### Exercise details:
Return the whole listing, keeping every character the same.

### Excerpted data:
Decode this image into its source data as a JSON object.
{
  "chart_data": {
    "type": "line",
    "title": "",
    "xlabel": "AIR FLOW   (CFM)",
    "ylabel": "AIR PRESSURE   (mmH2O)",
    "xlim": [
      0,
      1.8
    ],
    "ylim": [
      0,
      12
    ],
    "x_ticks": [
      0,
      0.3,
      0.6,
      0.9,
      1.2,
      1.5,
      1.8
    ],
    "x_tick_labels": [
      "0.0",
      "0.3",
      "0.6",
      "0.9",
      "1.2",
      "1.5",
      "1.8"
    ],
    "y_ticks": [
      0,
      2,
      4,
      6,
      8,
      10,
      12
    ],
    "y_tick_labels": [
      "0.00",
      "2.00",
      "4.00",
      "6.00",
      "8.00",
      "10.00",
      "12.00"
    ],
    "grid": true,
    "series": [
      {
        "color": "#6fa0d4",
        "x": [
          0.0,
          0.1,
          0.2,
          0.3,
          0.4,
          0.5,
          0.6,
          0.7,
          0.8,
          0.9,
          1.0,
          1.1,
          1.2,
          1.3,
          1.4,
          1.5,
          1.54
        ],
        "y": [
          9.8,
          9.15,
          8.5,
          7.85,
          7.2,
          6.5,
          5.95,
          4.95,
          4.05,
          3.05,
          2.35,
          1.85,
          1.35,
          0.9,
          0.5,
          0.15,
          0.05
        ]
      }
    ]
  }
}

### Result for this exercise:
Decode this image into its source data as a JSON object.
{
  "chart_data": {
    "type": "line",
    "title": "",
    "xlabel": "AIR FLOW   (CFM)",
    "ylabel": "AIR PRESSURE   (mmH2O)",
    "xlim": [
      0,
      1.8
    ],
    "ylim": [
      0,
      12
    ],
    "x_ticks": [
      0,
      0.3,
      0.6,
      0.9,
      1.2,
      1.5,
      1.8
    ],
    "x_tick_labels": [
      "0.0",
      "0.3",
      "0.6",
      "0.9",
      "1.2",
      "1.5",
      "1.8"
    ],
    "y_ticks": [
      0,
      2,
      4,
      6,
      8,
      10,
      12
    ],
    "y_tick_labels": [
      "0.00",
      "2.00",
      "4.00",
      "6.00",
      "8.00",
      "10.00",
      "12.00"
    ],
    "grid": true,
    "series": [
      {
        "color": "#6fa0d4",
        "x": [
          0.0,
          0.1,
          0.2,
          0.3,
          0.4,
          0.5,
          0.6,
          0.7,
          0.8,
          0.9,
          1.0,
          1.1,
          1.2,
          1.3,
          1.4,
          1.5,
          1.54
        ],
        "y": [
          9.8,
          9.15,
          8.5,
          7.85,
          7.2,
          6.5,
          5.95,
          4.95,
          4.05,
          3.05,
          2.35,
          1.85,
          1.35,
          0.9,
          0.5,
          0.15,
          0.05
        ]
      }
    ]
  }
}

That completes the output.